## Exercise details
Convert every line of the entries below into a JSON list of strings, one string per line, leaving out blank lines.
------------------------------------------------------------
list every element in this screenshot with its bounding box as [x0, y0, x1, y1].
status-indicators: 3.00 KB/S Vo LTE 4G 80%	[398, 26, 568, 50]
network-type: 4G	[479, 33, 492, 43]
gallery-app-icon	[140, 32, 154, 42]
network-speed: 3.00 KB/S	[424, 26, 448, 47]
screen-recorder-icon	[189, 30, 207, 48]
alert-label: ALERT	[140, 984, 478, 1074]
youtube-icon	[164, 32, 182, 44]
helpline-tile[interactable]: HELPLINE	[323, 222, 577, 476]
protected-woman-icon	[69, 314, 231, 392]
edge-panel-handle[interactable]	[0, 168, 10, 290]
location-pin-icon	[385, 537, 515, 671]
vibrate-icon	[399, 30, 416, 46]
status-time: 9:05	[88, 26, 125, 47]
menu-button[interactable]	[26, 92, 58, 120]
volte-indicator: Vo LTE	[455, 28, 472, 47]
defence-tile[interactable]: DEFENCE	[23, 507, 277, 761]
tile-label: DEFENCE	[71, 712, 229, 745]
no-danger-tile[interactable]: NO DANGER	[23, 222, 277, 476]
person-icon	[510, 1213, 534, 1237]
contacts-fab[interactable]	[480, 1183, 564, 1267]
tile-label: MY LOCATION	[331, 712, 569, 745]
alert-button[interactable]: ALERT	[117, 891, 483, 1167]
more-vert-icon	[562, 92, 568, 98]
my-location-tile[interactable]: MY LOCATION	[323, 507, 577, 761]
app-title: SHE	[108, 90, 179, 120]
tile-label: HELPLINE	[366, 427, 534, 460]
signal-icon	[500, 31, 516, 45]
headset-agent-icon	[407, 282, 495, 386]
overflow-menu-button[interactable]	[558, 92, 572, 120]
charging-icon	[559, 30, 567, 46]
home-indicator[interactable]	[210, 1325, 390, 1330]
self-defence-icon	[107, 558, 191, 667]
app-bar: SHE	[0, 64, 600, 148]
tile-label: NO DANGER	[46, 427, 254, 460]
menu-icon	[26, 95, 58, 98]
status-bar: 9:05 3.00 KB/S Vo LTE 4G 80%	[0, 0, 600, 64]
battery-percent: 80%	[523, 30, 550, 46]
------------------------------------------------------------
## Correct answer
[
  "list every element in this screenshot with its bounding box as [x0, y0, x1, y1].",
  "status-indicators: 3.00 KB/S Vo LTE 4G 80%\t[398, 26, 568, 50]",
  "network-type: 4G\t[479, 33, 492, 43]",
  "gallery-app-icon\t[140, 32, 154, 42]",
  "network-speed: 3.00 KB/S\t[424, 26, 448, 47]",
  "screen-recorder-icon\t[189, 30, 207, 48]",
  "alert-label: ALERT\t[140, 984, 478, 1074]",
  "youtube-icon\t[164, 32, 182, 44]",
  "helpline-tile[interactable]: HELPLINE\t[323, 222, 577, 476]",
  "protected-woman-icon\t[69, 314, 231, 392]",
  "edge-panel-handle[interactable]\t[0, 168, 10, 290]",
  "location-pin-icon\t[385, 537, 515, 671]",
  "vibrate-icon\t[399, 30, 416, 46]",
  "status-time: 9:05\t[88, 26, 125, 47]",
  "menu-button[interactable]\t[26, 92, 58, 120]",
  "volte-indicator: Vo LTE\t[455, 28, 472, 47]",
  "defence-tile[interactable]: DEFENCE\t[23, 507, 277, 761]",
  "tile-label: DEFENCE\t[71, 712, 229, 745]",
  "no-danger-tile[interactable]: NO DANGER\t[23, 222, 277, 476]",
  "person-icon\t[510, 1213, 534, 1237]",
  "contacts-fab[interactable]\t[480, 1183, 564, 1267]",
  "tile-label: MY LOCATION\t[331, 712, 569, 745]",
  "alert-button[interactable]: ALERT\t[117, 891, 483, 1167]",
  "more-vert-icon\t[562, 92, 568, 98]",
  "my-location-tile[interactable]: MY LOCATION\t[323, 507, 577, 761]",
  "app-title: SHE\t[108, 90, 179, 120]",
  "tile-label: HELPLINE\t[366, 427, 534, 460]",
  "signal-icon\t[500, 31, 516, 45]",
  "headset-agent-icon\t[407, 282, 495, 386]",
  "overflow-menu-button[interactable]\t[558, 92, 572, 120]",
  "charging-icon\t[559, 30, 567, 46]",
  "home-indicator[interactable]\t[210, 1325, 390, 1330]",
  "self-defence-icon\t[107, 558, 191, 667]",
  "app-bar: SHE\t[0, 64, 600, 148]",
  "tile-label: NO DANGER\t[46, 427, 254, 460]",
  "menu-icon\t[26, 95, 58, 98]",
  "status-bar: 9:05 3.00 KB/S Vo LTE 4G 80%\t[0, 0, 600, 64]",
  "battery-percent: 80%\t[523, 30, 550, 46]"
]